Layout coordinate data:

§

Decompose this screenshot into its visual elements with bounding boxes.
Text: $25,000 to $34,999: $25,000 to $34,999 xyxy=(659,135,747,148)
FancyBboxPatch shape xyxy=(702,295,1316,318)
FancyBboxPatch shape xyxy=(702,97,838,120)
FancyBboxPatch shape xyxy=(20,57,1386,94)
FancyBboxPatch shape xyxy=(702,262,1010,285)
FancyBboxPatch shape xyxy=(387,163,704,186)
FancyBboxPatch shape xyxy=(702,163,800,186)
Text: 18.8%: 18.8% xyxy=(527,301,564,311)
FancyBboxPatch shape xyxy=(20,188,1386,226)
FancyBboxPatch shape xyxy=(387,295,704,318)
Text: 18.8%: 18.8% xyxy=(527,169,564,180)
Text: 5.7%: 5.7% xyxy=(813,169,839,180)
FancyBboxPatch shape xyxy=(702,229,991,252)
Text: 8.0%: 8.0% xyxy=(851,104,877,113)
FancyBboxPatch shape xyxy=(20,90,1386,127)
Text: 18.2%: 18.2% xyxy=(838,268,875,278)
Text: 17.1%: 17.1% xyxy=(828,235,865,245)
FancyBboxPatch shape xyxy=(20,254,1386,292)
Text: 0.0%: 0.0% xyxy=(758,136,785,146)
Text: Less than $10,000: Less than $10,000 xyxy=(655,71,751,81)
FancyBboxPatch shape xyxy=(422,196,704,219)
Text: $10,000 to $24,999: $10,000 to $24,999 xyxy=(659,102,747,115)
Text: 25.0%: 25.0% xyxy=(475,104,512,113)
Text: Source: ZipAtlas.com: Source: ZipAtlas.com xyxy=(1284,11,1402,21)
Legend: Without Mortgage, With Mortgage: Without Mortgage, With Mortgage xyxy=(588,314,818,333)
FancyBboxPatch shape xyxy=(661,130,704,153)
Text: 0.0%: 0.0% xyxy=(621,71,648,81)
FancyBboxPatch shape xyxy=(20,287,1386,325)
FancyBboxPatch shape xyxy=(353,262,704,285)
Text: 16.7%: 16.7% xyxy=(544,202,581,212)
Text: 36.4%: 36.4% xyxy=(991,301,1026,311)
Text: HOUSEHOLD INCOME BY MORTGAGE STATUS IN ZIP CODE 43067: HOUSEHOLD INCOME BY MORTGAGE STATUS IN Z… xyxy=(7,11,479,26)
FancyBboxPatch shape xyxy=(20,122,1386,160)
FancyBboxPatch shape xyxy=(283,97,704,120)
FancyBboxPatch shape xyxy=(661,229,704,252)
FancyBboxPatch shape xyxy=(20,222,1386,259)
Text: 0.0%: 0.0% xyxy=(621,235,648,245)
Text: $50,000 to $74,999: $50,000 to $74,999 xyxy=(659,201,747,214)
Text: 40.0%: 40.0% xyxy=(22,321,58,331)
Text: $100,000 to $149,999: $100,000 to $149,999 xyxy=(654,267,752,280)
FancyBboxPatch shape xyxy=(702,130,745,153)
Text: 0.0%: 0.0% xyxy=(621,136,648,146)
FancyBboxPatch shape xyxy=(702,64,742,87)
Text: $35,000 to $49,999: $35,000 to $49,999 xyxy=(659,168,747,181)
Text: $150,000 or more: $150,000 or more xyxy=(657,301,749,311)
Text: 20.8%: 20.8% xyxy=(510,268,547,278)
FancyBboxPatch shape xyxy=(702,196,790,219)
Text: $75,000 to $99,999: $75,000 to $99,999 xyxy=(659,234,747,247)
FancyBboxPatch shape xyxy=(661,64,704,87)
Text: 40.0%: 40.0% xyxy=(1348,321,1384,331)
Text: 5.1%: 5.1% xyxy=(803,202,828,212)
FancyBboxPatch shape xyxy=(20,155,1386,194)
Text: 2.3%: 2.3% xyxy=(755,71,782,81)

§

Reproduce the records verbatim, starting at the first line and ending with the line that contains "Text: 25.0%: 25.0% xyxy=(475,104,512,113)".

*RESULT OF THE EXERCISE*:
Decompose this screenshot into its visual elements with bounding boxes.
Text: $25,000 to $34,999: $25,000 to $34,999 xyxy=(659,135,747,148)
FancyBboxPatch shape xyxy=(702,295,1316,318)
FancyBboxPatch shape xyxy=(702,97,838,120)
FancyBboxPatch shape xyxy=(20,57,1386,94)
FancyBboxPatch shape xyxy=(702,262,1010,285)
FancyBboxPatch shape xyxy=(387,163,704,186)
FancyBboxPatch shape xyxy=(702,163,800,186)
Text: 18.8%: 18.8% xyxy=(527,301,564,311)
FancyBboxPatch shape xyxy=(20,188,1386,226)
FancyBboxPatch shape xyxy=(387,295,704,318)
Text: 18.8%: 18.8% xyxy=(527,169,564,180)
Text: 5.7%: 5.7% xyxy=(813,169,839,180)
FancyBboxPatch shape xyxy=(702,229,991,252)
Text: 8.0%: 8.0% xyxy=(851,104,877,113)
FancyBboxPatch shape xyxy=(20,90,1386,127)
Text: 18.2%: 18.2% xyxy=(838,268,875,278)
Text: 17.1%: 17.1% xyxy=(828,235,865,245)
FancyBboxPatch shape xyxy=(20,254,1386,292)
Text: 0.0%: 0.0% xyxy=(758,136,785,146)
Text: Less than $10,000: Less than $10,000 xyxy=(655,71,751,81)
FancyBboxPatch shape xyxy=(422,196,704,219)
Text: $10,000 to $24,999: $10,000 to $24,999 xyxy=(659,102,747,115)
Text: 25.0%: 25.0% xyxy=(475,104,512,113)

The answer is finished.